#### Exercise details
Extract all of the data and reproduce it precisely.
☆ ☆ ☆
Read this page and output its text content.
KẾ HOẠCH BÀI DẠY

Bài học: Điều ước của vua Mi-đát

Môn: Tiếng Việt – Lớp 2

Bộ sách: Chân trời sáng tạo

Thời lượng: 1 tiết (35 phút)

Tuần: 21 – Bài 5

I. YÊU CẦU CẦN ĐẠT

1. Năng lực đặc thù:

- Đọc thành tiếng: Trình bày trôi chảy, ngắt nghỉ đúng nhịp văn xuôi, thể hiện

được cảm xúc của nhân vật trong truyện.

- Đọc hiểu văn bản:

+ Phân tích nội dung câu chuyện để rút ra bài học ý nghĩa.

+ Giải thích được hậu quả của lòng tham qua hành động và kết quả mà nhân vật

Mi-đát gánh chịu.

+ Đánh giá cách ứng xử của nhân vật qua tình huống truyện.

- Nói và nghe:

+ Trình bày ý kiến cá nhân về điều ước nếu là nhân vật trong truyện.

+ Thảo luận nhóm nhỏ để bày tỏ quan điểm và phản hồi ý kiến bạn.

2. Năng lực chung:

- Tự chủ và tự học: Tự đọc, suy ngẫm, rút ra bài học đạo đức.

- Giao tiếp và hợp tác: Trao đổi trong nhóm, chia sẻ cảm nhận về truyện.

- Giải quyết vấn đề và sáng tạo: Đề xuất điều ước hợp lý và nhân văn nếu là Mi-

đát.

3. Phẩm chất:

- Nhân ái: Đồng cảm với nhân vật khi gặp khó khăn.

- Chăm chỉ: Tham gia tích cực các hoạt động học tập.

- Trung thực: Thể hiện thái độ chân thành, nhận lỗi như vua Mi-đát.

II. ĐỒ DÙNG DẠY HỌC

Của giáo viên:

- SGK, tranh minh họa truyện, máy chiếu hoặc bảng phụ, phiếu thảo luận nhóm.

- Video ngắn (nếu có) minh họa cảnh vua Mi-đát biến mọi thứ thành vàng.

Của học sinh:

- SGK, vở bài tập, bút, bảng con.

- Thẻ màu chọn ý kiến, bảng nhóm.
☆ ☆ ☆
#### Full output
Read this page and output its text content.
KẾ HOẠCH BÀI DẠY

Bài học: Điều ước của vua Mi-đát

Môn: Tiếng Việt – Lớp 2

Bộ sách: Chân trời sáng tạo

Thời lượng: 1 tiết (35 phút)

Tuần: 21 – Bài 5

I. YÊU CẦU CẦN ĐẠT

1. Năng lực đặc thù:

- Đọc thành tiếng: Trình bày trôi chảy, ngắt nghỉ đúng nhịp văn xuôi, thể hiện

được cảm xúc của nhân vật trong truyện.

- Đọc hiểu văn bản:

+ Phân tích nội dung câu chuyện để rút ra bài học ý nghĩa.

+ Giải thích được hậu quả của lòng tham qua hành động và kết quả mà nhân vật

Mi-đát gánh chịu.

+ Đánh giá cách ứng xử của nhân vật qua tình huống truyện.

- Nói và nghe:

+ Trình bày ý kiến cá nhân về điều ước nếu là nhân vật trong truyện.

+ Thảo luận nhóm nhỏ để bày tỏ quan điểm và phản hồi ý kiến bạn.

2. Năng lực chung:

- Tự chủ và tự học: Tự đọc, suy ngẫm, rút ra bài học đạo đức.

- Giao tiếp và hợp tác: Trao đổi trong nhóm, chia sẻ cảm nhận về truyện.

- Giải quyết vấn đề và sáng tạo: Đề xuất điều ước hợp lý và nhân văn nếu là Mi-

đát.

3. Phẩm chất:

- Nhân ái: Đồng cảm với nhân vật khi gặp khó khăn.

- Chăm chỉ: Tham gia tích cực các hoạt động học tập.

- Trung thực: Thể hiện thái độ chân thành, nhận lỗi như vua Mi-đát.

II. ĐỒ DÙNG DẠY HỌC

Của giáo viên:

- SGK, tranh minh họa truyện, máy chiếu hoặc bảng phụ, phiếu thảo luận nhóm.

- Video ngắn (nếu có) minh họa cảnh vua Mi-đát biến mọi thứ thành vàng.

Của học sinh:

- SGK, vở bài tập, bút, bảng con.

- Thẻ màu chọn ý kiến, bảng nhóm.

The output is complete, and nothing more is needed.